Records from a collection:
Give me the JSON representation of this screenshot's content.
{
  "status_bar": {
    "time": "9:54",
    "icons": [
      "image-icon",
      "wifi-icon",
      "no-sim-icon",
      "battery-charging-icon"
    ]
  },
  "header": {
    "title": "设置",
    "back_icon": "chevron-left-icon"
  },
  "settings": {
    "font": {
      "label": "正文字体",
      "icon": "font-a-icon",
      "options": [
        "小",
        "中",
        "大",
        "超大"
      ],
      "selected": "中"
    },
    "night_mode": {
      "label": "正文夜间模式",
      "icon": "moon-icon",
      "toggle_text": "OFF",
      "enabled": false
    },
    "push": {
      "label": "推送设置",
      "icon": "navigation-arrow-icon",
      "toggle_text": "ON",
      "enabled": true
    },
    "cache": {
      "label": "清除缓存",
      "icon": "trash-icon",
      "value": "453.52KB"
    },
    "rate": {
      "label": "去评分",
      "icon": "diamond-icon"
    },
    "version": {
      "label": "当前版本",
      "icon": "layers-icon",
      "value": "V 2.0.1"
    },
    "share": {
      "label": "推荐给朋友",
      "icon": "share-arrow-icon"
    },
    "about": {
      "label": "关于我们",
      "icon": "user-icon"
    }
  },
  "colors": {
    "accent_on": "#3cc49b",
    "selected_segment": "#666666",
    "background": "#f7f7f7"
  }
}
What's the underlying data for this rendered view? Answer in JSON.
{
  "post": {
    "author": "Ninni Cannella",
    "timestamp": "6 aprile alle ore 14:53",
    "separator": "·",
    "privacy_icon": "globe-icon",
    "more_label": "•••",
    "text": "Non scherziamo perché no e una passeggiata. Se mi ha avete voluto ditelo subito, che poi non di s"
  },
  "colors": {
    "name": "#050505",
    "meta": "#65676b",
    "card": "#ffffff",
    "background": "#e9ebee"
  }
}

Problem to work on:
Copy all of the data. Keep every word exactly as it is.

Task output:
Give me the JSON representation of this screenshot's content.
{
  "status_bar": {
    "time": "9:54",
    "icons": [
      "image-icon",
      "wifi-icon",
      "no-sim-icon",
      "battery-charging-icon"
    ]
  },
  "header": {
    "title": "设置",
    "back_icon": "chevron-left-icon"
  },
  "settings": {
    "font": {
      "label": "正文字体",
      "icon": "font-a-icon",
      "options": [
        "小",
        "中",
        "大",
        "超大"
      ],
      "selected": "中"
    },
    "night_mode": {
      "label": "正文夜间模式",
      "icon": "moon-icon",
      "toggle_text": "OFF",
      "enabled": false
    },
    "push": {
      "label": "推送设置",
      "icon": "navigation-arrow-icon",
      "toggle_text": "ON",
      "enabled": true
    },
    "cache": {
      "label": "清除缓存",
      "icon": "trash-icon",
      "value": "453.52KB"
    },
    "rate": {
      "label": "去评分",
      "icon": "diamond-icon"
    },
    "version": {
      "label": "当前版本",
      "icon": "layers-icon",
      "value": "V 2.0.1"
    },
    "share": {
      "label": "推荐给朋友",
      "icon": "share-arrow-icon"
    },
    "about": {
      "label": "关于我们",
      "icon": "user-icon"
    }
  },
  "colors": {
    "accent_on": "#3cc49b",
    "selected_segment": "#666666",
    "background": "#f7f7f7"
  }
}
What's the underlying data for this rendered view? Answer in JSON.
{
  "post": {
    "author": "Ninni Cannella",
    "timestamp": "6 aprile alle ore 14:53",
    "separator": "·",
    "privacy_icon": "globe-icon",
    "more_label": "•••",
    "text": "Non scherziamo perché no e una passeggiata. Se mi ha avete voluto ditelo subito, che poi non di s"
  },
  "colors": {
    "name": "#050505",
    "meta": "#65676b",
    "card": "#ffffff",
    "background": "#e9ebee"
  }
}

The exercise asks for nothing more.